• EXERCISE: Repeat each line of the material exactly.

..............................

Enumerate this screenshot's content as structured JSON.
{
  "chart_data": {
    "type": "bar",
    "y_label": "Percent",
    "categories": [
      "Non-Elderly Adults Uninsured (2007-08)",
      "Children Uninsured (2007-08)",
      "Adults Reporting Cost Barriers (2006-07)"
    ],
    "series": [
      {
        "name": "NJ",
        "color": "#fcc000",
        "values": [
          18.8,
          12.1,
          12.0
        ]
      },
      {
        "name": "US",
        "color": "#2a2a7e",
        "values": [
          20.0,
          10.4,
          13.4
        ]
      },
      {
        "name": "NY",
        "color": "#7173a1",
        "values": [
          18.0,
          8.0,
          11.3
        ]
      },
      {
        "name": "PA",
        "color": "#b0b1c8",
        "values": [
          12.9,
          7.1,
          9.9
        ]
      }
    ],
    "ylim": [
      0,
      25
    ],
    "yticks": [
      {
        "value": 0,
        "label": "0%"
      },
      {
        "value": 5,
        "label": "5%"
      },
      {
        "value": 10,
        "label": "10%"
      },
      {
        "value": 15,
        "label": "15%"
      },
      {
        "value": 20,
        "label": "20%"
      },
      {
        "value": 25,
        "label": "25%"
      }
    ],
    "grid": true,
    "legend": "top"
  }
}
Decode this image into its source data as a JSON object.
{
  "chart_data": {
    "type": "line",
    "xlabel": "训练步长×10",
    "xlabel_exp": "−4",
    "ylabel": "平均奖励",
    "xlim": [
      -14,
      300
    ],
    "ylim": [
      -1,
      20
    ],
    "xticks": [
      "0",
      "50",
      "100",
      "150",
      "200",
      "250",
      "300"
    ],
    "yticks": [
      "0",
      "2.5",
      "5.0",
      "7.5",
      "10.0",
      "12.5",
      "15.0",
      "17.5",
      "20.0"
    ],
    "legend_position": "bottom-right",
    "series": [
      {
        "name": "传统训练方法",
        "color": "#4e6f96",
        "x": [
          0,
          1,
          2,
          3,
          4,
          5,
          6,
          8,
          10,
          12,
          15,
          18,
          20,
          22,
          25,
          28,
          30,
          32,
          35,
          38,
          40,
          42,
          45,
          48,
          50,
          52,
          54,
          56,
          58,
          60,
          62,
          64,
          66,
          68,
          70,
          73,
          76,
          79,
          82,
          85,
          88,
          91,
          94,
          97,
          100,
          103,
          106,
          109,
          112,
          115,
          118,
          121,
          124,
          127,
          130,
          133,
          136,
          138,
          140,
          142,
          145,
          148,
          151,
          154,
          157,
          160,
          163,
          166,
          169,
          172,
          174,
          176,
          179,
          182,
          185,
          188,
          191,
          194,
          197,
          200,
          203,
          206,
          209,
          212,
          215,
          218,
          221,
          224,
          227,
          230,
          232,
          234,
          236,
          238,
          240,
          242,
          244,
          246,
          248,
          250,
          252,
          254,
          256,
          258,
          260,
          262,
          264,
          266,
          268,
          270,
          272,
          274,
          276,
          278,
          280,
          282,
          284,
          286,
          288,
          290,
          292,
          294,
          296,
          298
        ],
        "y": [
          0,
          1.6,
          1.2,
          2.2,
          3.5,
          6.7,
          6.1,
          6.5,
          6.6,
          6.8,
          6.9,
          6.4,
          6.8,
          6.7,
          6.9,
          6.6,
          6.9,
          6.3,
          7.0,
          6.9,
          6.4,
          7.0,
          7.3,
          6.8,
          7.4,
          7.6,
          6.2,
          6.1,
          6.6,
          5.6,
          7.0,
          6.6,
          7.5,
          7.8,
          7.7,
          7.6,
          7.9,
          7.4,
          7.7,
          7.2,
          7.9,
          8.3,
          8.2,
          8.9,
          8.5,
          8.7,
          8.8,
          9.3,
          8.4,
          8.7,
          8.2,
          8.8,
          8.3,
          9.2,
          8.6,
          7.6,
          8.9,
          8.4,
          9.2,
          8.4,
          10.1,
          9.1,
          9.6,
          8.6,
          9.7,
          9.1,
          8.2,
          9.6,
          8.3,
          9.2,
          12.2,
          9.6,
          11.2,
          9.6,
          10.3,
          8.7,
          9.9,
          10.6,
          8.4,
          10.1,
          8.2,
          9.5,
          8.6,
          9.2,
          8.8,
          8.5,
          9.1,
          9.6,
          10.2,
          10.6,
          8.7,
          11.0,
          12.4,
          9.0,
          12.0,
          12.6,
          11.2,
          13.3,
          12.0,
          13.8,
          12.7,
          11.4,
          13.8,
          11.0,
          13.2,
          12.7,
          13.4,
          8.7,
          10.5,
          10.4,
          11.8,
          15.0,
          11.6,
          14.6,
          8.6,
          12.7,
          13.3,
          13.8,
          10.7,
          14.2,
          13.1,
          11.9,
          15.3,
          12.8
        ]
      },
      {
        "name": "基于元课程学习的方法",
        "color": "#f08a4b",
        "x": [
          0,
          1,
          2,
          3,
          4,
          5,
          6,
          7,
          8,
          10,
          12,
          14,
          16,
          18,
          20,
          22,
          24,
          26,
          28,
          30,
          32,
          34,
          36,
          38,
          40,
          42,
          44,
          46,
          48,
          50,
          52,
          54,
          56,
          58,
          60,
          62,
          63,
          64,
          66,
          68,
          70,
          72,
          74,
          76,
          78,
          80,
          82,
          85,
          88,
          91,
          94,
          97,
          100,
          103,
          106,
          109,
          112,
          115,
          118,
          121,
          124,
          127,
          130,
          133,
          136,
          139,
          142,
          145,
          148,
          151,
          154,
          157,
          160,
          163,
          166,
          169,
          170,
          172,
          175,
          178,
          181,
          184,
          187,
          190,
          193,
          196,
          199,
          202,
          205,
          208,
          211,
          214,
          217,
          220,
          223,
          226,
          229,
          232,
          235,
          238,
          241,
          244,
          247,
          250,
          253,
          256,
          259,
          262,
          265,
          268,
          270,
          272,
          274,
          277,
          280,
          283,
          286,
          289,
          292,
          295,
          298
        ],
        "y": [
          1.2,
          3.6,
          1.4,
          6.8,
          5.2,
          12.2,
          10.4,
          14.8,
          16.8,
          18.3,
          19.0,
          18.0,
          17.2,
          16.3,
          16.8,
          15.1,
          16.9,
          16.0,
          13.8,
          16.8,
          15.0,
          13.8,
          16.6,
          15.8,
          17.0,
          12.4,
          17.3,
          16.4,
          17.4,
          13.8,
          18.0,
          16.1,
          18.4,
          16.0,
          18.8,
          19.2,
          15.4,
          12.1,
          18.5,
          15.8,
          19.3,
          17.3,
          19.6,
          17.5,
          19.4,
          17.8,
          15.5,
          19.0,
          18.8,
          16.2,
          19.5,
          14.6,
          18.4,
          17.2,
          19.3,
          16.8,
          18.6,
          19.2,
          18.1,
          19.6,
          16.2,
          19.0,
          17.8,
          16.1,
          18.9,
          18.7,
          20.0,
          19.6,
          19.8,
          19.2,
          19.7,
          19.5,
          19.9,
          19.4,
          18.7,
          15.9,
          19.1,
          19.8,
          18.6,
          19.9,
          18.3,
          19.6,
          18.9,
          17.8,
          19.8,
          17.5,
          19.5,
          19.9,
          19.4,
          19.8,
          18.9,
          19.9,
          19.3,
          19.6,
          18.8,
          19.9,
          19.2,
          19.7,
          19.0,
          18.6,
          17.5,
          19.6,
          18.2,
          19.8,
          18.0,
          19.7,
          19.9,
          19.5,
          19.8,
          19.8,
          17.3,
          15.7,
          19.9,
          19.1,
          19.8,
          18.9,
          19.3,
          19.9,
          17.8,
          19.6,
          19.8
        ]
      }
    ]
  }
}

..............................

• TASK SOLUTION:
Enumerate this screenshot's content as structured JSON.
{
  "chart_data": {
    "type": "bar",
    "y_label": "Percent",
    "categories": [
      "Non-Elderly Adults Uninsured (2007-08)",
      "Children Uninsured (2007-08)",
      "Adults Reporting Cost Barriers (2006-07)"
    ],
    "series": [
      {
        "name": "NJ",
        "color": "#fcc000",
        "values": [
          18.8,
          12.1,
          12.0
        ]
      },
      {
        "name": "US",
        "color": "#2a2a7e",
        "values": [
          20.0,
          10.4,
          13.4
        ]
      },
      {
        "name": "NY",
        "color": "#7173a1",
        "values": [
          18.0,
          8.0,
          11.3
        ]
      },
      {
        "name": "PA",
        "color": "#b0b1c8",
        "values": [
          12.9,
          7.1,
          9.9
        ]
      }
    ],
    "ylim": [
      0,
      25
    ],
    "yticks": [
      {
        "value": 0,
        "label": "0%"
      },
      {
        "value": 5,
        "label": "5%"
      },
      {
        "value": 10,
        "label": "10%"
      },
      {
        "value": 15,
        "label": "15%"
      },
      {
        "value": 20,
        "label": "20%"
      },
      {
        "value": 25,
        "label": "25%"
      }
    ],
    "grid": true,
    "legend": "top"
  }
}
Decode this image into its source data as a JSON object.
{
  "chart_data": {
    "type": "line",
    "xlabel": "训练步长×10",
    "xlabel_exp": "−4",
    "ylabel": "平均奖励",
    "xlim": [
      -14,
      300
    ],
    "ylim": [
      -1,
      20
    ],
    "xticks": [
      "0",
      "50",
      "100",
      "150",
      "200",
      "250",
      "300"
    ],
    "yticks": [
      "0",
      "2.5",
      "5.0",
      "7.5",
      "10.0",
      "12.5",
      "15.0",
      "17.5",
      "20.0"
    ],
    "legend_position": "bottom-right",
    "series": [
      {
        "name": "传统训练方法",
        "color": "#4e6f96",
        "x": [
          0,
          1,
          2,
          3,
          4,
          5,
          6,
          8,
          10,
          12,
          15,
          18,
          20,
          22,
          25,
          28,
          30,
          32,
          35,
          38,
          40,
          42,
          45,
          48,
          50,
          52,
          54,
          56,
          58,
          60,
          62,
          64,
          66,
          68,
          70,
          73,
          76,
          79,
          82,
          85,
          88,
          91,
          94,
          97,
          100,
          103,
          106,
          109,
          112,
          115,
          118,
          121,
          124,
          127,
          130,
          133,
          136,
          138,
          140,
          142,
          145,
          148,
          151,
          154,
          157,
          160,
          163,
          166,
          169,
          172,
          174,
          176,
          179,
          182,
          185,
          188,
          191,
          194,
          197,
          200,
          203,
          206,
          209,
          212,
          215,
          218,
          221,
          224,
          227,
          230,
          232,
          234,
          236,
          238,
          240,
          242,
          244,
          246,
          248,
          250,
          252,
          254,
          256,
          258,
          260,
          262,
          264,
          266,
          268,
          270,
          272,
          274,
          276,
          278,
          280,
          282,
          284,
          286,
          288,
          290,
          292,
          294,
          296,
          298
        ],
        "y": [
          0,
          1.6,
          1.2,
          2.2,
          3.5,
          6.7,
          6.1,
          6.5,
          6.6,
          6.8,
          6.9,
          6.4,
          6.8,
          6.7,
          6.9,
          6.6,
          6.9,
          6.3,
          7.0,
          6.9,
          6.4,
          7.0,
          7.3,
          6.8,
          7.4,
          7.6,
          6.2,
          6.1,
          6.6,
          5.6,
          7.0,
          6.6,
          7.5,
          7.8,
          7.7,
          7.6,
          7.9,
          7.4,
          7.7,
          7.2,
          7.9,
          8.3,
          8.2,
          8.9,
          8.5,
          8.7,
          8.8,
          9.3,
          8.4,
          8.7,
          8.2,
          8.8,
          8.3,
          9.2,
          8.6,
          7.6,
          8.9,
          8.4,
          9.2,
          8.4,
          10.1,
          9.1,
          9.6,
          8.6,
          9.7,
          9.1,
          8.2,
          9.6,
          8.3,
          9.2,
          12.2,
          9.6,
          11.2,
          9.6,
          10.3,
          8.7,
          9.9,
          10.6,
          8.4,
          10.1,
          8.2,
          9.5,
          8.6,
          9.2,
          8.8,
          8.5,
          9.1,
          9.6,
          10.2,
          10.6,
          8.7,
          11.0,
          12.4,
          9.0,
          12.0,
          12.6,
          11.2,
          13.3,
          12.0,
          13.8,
          12.7,
          11.4,
          13.8,
          11.0,
          13.2,
          12.7,
          13.4,
          8.7,
          10.5,
          10.4,
          11.8,
          15.0,
          11.6,
          14.6,
          8.6,
          12.7,
          13.3,
          13.8,
          10.7,
          14.2,
          13.1,
          11.9,
          15.3,
          12.8
        ]
      },
      {
        "name": "基于元课程学习的方法",
        "color": "#f08a4b",
        "x": [
          0,
          1,
          2,
          3,
          4,
          5,
          6,
          7,
          8,
          10,
          12,
          14,
          16,
          18,
          20,
          22,
          24,
          26,
          28,
          30,
          32,
          34,
          36,
          38,
          40,
          42,
          44,
          46,
          48,
          50,
          52,
          54,
          56,
          58,
          60,
          62,
          63,
          64,
          66,
          68,
          70,
          72,
          74,
          76,
          78,
          80,
          82,
          85,
          88,
          91,
          94,
          97,
          100,
          103,
          106,
          109,
          112,
          115,
          118,
          121,
          124,
          127,
          130,
          133,
          136,
          139,
          142,
          145,
          148,
          151,
          154,
          157,
          160,
          163,
          166,
          169,
          170,
          172,
          175,
          178,
          181,
          184,
          187,
          190,
          193,
          196,
          199,
          202,
          205,
          208,
          211,
          214,
          217,
          220,
          223,
          226,
          229,
          232,
          235,
          238,
          241,
          244,
          247,
          250,
          253,
          256,
          259,
          262,
          265,
          268,
          270,
          272,
          274,
          277,
          280,
          283,
          286,
          289,
          292,
          295,
          298
        ],
        "y": [
          1.2,
          3.6,
          1.4,
          6.8,
          5.2,
          12.2,
          10.4,
          14.8,
          16.8,
          18.3,
          19.0,
          18.0,
          17.2,
          16.3,
          16.8,
          15.1,
          16.9,
          16.0,
          13.8,
          16.8,
          15.0,
          13.8,
          16.6,
          15.8,
          17.0,
          12.4,
          17.3,
          16.4,
          17.4,
          13.8,
          18.0,
          16.1,
          18.4,
          16.0,
          18.8,
          19.2,
          15.4,
          12.1,
          18.5,
          15.8,
          19.3,
          17.3,
          19.6,
          17.5,
          19.4,
          17.8,
          15.5,
          19.0,
          18.8,
          16.2,
          19.5,
          14.6,
          18.4,
          17.2,
          19.3,
          16.8,
          18.6,
          19.2,
          18.1,
          19.6,
          16.2,
          19.0,
          17.8,
          16.1,
          18.9,
          18.7,
          20.0,
          19.6,
          19.8,
          19.2,
          19.7,
          19.5,
          19.9,
          19.4,
          18.7,
          15.9,
          19.1,
          19.8,
          18.6,
          19.9,
          18.3,
          19.6,
          18.9,
          17.8,
          19.8,
          17.5,
          19.5,
          19.9,
          19.4,
          19.8,
          18.9,
          19.9,
          19.3,
          19.6,
          18.8,
          19.9,
          19.2,
          19.7,
          19.0,
          18.6,
          17.5,
          19.6,
          18.2,
          19.8,
          18.0,
          19.7,
          19.9,
          19.5,
          19.8,
          19.8,
          17.3,
          15.7,
          19.9,
          19.1,
          19.8,
          18.9,
          19.3,
          19.9,
          17.8,
          19.6,
          19.8
        ]
      }
    ]
  }
}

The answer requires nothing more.